- GIVEN PROBLEM
Extract each record and reproduce it exactly.

* start SUPPLIED MATERIAL *

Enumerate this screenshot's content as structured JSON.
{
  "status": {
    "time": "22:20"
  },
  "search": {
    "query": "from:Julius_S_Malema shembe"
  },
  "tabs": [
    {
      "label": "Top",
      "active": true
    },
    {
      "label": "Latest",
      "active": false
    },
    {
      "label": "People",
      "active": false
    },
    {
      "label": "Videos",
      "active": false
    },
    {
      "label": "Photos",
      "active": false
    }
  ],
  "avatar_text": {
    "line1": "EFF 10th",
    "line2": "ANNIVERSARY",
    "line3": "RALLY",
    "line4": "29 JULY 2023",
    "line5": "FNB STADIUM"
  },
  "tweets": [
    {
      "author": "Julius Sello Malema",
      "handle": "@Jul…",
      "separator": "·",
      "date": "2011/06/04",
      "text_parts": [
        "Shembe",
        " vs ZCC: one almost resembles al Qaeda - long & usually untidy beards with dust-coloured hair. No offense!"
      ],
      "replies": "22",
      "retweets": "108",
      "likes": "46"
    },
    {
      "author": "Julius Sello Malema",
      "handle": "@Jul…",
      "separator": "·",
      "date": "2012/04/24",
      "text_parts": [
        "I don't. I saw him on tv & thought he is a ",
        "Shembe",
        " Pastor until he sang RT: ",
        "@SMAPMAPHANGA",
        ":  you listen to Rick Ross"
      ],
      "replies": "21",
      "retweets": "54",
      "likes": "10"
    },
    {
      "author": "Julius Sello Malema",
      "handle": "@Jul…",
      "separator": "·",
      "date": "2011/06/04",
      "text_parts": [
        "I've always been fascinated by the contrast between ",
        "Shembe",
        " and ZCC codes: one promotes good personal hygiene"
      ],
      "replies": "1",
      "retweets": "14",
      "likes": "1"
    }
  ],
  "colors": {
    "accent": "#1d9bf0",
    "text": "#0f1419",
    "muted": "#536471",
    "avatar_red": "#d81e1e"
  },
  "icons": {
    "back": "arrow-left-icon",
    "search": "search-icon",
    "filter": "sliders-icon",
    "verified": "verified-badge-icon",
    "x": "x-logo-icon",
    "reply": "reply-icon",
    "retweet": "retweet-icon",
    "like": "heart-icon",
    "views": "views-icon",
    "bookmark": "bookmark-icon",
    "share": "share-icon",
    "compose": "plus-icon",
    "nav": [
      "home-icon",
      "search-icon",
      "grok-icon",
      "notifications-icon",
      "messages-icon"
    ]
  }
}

* end SUPPLIED MATERIAL *

- WORKED ANSWER
Enumerate this screenshot's content as structured JSON.
{
  "status": {
    "time": "22:20"
  },
  "search": {
    "query": "from:Julius_S_Malema shembe"
  },
  "tabs": [
    {
      "label": "Top",
      "active": true
    },
    {
      "label": "Latest",
      "active": false
    },
    {
      "label": "People",
      "active": false
    },
    {
      "label": "Videos",
      "active": false
    },
    {
      "label": "Photos",
      "active": false
    }
  ],
  "avatar_text": {
    "line1": "EFF 10th",
    "line2": "ANNIVERSARY",
    "line3": "RALLY",
    "line4": "29 JULY 2023",
    "line5": "FNB STADIUM"
  },
  "tweets": [
    {
      "author": "Julius Sello Malema",
      "handle": "@Jul…",
      "separator": "·",
      "date": "2011/06/04",
      "text_parts": [
        "Shembe",
        " vs ZCC: one almost resembles al Qaeda - long & usually untidy beards with dust-coloured hair. No offense!"
      ],
      "replies": "22",
      "retweets": "108",
      "likes": "46"
    },
    {
      "author": "Julius Sello Malema",
      "handle": "@Jul…",
      "separator": "·",
      "date": "2012/04/24",
      "text_parts": [
        "I don't. I saw him on tv & thought he is a ",
        "Shembe",
        " Pastor until he sang RT: ",
        "@SMAPMAPHANGA",
        ":  you listen to Rick Ross"
      ],
      "replies": "21",
      "retweets": "54",
      "likes": "10"
    },
    {
      "author": "Julius Sello Malema",
      "handle": "@Jul…",
      "separator": "·",
      "date": "2011/06/04",
      "text_parts": [
        "I've always been fascinated by the contrast between ",
        "Shembe",
        " and ZCC codes: one promotes good personal hygiene"
      ],
      "replies": "1",
      "retweets": "14",
      "likes": "1"
    }
  ],
  "colors": {
    "accent": "#1d9bf0",
    "text": "#0f1419",
    "muted": "#536471",
    "avatar_red": "#d81e1e"
  },
  "icons": {
    "back": "arrow-left-icon",
    "search": "search-icon",
    "filter": "sliders-icon",
    "verified": "verified-badge-icon",
    "x": "x-logo-icon",
    "reply": "reply-icon",
    "retweet": "retweet-icon",
    "like": "heart-icon",
    "views": "views-icon",
    "bookmark": "bookmark-icon",
    "share": "share-icon",
    "compose": "plus-icon",
    "nav": [
      "home-icon",
      "search-icon",
      "grok-icon",
      "notifications-icon",
      "messages-icon"
    ]
  }
}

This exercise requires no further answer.